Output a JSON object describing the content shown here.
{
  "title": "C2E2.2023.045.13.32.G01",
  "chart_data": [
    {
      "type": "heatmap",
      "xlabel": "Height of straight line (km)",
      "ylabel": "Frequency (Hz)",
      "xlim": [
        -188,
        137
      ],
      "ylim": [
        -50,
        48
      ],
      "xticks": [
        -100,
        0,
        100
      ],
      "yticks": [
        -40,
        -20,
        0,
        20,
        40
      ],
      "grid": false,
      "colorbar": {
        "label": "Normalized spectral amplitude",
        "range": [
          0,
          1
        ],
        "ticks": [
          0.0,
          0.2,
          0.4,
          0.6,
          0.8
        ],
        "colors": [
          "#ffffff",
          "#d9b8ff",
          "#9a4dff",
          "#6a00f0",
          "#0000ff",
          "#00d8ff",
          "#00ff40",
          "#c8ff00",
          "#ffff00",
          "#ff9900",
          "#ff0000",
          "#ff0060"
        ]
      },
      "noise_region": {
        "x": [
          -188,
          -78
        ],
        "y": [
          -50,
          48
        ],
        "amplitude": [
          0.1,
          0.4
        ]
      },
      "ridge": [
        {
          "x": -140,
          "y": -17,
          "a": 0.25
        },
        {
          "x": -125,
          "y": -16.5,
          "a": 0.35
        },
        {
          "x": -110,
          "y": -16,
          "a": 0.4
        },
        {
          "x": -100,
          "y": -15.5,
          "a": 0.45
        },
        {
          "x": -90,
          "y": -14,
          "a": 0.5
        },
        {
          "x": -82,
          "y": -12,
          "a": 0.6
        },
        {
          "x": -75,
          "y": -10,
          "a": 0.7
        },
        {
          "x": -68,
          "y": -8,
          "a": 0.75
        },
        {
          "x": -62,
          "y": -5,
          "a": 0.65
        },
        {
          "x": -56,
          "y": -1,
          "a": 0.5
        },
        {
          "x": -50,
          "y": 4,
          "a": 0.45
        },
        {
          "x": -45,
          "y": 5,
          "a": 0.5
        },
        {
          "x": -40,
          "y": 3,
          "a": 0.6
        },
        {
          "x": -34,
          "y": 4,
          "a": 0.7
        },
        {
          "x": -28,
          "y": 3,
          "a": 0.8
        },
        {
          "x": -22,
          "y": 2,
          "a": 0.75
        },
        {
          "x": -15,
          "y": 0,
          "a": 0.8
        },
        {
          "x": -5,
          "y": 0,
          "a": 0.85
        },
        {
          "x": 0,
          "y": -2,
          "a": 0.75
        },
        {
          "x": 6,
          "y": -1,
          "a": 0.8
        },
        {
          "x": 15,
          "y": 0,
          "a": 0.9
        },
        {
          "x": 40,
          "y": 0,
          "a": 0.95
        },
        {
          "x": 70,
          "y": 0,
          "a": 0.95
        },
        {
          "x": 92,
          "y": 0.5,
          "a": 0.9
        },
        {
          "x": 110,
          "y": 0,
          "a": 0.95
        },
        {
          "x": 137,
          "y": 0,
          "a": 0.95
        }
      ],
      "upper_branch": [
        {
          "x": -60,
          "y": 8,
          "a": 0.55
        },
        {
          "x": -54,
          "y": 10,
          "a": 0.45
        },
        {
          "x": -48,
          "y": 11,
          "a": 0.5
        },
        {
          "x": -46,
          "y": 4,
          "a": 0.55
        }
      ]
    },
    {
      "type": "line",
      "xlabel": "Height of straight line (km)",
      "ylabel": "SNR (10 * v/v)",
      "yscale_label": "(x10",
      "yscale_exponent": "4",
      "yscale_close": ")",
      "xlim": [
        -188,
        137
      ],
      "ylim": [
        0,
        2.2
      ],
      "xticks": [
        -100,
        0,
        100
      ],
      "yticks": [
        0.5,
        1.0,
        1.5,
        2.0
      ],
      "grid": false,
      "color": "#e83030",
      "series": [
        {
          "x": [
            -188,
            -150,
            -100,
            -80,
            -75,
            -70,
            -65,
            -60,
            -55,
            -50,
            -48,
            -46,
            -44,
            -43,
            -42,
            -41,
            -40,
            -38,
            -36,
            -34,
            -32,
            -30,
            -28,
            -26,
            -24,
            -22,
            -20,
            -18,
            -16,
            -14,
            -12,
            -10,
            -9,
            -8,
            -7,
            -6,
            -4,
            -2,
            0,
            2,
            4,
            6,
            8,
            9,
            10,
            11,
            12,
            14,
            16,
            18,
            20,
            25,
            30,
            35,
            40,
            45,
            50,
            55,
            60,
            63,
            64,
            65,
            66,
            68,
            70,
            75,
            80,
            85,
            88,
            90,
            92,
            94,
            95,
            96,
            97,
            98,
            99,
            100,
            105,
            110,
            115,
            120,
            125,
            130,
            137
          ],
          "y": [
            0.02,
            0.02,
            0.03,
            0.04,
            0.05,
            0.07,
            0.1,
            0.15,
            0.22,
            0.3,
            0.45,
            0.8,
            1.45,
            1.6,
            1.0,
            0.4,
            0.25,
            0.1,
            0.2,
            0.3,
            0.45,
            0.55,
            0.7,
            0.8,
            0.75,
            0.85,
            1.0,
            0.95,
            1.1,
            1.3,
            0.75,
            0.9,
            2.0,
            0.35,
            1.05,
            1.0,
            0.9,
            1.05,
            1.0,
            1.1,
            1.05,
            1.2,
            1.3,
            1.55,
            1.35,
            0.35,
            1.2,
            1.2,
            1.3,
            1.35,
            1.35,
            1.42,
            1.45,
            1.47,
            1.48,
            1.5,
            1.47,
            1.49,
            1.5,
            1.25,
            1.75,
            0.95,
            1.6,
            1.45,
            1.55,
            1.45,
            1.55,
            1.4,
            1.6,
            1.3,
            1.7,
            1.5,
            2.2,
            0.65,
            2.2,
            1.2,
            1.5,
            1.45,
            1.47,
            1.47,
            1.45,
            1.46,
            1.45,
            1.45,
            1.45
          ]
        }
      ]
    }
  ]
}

============================================================

Give the number of lines in the records above that contain the word "amplitude". Reply with that number alone.

2